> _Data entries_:
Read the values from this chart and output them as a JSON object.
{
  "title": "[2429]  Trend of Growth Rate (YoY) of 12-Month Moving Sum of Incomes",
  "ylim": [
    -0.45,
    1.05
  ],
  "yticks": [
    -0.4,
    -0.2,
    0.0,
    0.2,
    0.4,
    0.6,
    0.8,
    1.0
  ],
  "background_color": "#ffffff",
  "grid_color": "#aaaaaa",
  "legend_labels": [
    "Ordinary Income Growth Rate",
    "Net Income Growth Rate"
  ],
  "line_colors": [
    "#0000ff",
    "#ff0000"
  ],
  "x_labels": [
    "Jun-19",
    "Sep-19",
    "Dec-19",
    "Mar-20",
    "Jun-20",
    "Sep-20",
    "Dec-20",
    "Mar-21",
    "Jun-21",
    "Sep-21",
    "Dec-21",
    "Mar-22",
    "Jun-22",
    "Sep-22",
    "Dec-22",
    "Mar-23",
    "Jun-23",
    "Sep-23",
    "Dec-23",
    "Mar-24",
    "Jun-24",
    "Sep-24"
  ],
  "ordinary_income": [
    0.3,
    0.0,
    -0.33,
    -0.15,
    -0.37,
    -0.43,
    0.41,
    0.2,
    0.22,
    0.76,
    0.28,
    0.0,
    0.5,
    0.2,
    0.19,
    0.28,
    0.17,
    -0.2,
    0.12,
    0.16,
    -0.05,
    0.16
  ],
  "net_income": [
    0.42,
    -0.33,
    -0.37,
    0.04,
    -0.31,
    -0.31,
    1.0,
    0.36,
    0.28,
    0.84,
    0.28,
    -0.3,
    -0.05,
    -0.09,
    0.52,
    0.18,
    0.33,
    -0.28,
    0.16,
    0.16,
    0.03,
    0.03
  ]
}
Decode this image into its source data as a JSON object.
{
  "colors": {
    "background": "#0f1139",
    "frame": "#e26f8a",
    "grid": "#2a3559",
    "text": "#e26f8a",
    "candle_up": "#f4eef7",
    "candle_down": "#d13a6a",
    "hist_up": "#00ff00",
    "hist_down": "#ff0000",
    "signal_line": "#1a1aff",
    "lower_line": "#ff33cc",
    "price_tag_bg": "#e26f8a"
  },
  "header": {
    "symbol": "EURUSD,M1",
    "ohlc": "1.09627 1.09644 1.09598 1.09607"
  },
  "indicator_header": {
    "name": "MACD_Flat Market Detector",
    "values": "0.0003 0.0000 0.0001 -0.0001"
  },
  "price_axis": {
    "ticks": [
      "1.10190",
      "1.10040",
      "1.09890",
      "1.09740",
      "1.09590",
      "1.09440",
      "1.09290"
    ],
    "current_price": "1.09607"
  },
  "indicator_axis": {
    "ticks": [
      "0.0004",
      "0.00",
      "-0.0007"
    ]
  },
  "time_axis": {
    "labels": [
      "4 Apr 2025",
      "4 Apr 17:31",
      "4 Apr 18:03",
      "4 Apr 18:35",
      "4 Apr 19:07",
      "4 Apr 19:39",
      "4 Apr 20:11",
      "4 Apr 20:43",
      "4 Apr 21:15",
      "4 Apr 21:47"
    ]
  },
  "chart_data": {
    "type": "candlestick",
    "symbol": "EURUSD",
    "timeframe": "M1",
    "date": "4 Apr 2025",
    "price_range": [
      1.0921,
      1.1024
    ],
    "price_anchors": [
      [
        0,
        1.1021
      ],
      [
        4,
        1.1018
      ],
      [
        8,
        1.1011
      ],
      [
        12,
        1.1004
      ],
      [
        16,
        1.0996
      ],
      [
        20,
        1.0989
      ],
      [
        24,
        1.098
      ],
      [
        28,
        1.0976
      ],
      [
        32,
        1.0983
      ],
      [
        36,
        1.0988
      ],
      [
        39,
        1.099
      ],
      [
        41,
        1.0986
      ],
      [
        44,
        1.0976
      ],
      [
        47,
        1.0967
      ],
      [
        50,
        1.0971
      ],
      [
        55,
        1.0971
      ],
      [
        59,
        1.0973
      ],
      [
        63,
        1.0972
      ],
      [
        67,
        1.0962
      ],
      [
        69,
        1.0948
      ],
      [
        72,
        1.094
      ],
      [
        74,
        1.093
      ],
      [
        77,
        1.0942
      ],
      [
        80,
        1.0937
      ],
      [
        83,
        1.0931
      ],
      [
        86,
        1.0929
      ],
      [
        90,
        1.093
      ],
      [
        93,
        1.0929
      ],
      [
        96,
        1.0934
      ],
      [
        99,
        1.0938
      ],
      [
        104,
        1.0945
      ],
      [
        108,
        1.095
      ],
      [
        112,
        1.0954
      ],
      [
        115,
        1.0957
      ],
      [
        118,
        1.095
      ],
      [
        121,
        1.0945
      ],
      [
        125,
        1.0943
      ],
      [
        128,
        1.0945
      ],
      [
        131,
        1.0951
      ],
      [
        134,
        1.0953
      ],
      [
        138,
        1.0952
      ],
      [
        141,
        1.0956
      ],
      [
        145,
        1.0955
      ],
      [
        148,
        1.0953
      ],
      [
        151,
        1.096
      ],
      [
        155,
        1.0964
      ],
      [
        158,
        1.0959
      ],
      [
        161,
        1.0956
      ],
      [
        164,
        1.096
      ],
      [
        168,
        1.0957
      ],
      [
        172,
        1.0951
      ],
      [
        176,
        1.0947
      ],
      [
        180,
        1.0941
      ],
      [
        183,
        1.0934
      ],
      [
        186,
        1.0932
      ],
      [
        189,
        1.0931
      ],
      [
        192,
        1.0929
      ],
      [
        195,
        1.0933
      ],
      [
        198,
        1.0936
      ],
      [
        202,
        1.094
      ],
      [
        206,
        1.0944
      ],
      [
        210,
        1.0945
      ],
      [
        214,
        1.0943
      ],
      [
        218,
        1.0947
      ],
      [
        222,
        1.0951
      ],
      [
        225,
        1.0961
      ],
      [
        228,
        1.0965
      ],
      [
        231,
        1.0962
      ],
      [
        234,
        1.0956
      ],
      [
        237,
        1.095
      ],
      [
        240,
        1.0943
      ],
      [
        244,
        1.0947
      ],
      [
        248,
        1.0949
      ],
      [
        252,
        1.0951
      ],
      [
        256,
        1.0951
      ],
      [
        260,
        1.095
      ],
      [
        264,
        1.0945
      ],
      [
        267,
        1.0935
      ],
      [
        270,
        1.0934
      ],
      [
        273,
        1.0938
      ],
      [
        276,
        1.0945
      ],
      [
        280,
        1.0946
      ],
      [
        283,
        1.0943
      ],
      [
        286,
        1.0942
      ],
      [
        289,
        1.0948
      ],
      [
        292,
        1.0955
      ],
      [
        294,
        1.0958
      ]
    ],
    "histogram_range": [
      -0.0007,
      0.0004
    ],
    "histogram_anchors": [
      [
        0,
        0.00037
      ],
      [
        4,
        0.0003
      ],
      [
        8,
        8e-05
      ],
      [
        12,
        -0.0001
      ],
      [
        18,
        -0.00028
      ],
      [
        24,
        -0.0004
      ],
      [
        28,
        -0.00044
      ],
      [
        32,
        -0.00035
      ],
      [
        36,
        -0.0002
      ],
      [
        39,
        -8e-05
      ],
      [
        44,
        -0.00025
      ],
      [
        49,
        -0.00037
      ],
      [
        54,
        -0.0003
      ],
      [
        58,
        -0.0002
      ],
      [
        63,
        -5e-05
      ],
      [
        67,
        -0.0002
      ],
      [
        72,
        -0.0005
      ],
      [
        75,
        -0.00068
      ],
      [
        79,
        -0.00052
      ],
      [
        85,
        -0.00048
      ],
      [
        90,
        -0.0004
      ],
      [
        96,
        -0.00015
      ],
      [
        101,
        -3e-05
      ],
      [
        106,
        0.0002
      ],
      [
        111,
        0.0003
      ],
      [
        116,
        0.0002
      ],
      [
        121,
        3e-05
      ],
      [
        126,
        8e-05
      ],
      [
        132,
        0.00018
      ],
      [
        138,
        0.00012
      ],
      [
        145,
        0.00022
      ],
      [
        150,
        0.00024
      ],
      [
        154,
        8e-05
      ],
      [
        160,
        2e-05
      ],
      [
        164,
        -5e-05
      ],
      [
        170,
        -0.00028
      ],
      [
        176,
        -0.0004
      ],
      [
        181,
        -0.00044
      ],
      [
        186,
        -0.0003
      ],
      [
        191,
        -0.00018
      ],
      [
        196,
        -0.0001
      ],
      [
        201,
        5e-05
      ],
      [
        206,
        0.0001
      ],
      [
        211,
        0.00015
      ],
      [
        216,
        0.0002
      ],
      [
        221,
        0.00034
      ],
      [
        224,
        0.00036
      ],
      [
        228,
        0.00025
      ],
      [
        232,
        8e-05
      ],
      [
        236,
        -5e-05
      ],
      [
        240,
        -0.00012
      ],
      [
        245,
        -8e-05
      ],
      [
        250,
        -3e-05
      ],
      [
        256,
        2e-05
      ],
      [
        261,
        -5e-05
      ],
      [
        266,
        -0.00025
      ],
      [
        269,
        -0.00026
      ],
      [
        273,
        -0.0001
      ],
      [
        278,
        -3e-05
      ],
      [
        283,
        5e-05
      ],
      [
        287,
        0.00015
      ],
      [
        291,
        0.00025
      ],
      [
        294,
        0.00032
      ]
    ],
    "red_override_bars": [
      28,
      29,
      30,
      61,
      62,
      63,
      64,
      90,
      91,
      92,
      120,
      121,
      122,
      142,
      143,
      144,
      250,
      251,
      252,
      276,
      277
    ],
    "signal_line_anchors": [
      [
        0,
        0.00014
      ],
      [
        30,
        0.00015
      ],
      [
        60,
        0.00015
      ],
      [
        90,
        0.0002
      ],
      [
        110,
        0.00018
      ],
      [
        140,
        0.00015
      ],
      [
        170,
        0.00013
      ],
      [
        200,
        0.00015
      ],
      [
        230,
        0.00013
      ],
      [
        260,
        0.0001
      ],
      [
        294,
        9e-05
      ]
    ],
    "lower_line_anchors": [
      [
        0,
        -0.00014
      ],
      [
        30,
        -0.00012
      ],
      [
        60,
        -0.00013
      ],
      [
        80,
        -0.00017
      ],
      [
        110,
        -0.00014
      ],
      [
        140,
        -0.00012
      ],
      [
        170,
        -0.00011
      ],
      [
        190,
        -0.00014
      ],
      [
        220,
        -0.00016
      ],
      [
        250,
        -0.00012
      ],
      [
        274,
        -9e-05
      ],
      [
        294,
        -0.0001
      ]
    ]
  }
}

> _Task to carry out_: List every line above that holds the word "JSON".

> _Problem solution_:
Read the values from this chart and output them as a JSON object.
Decode this image into its source data as a JSON object.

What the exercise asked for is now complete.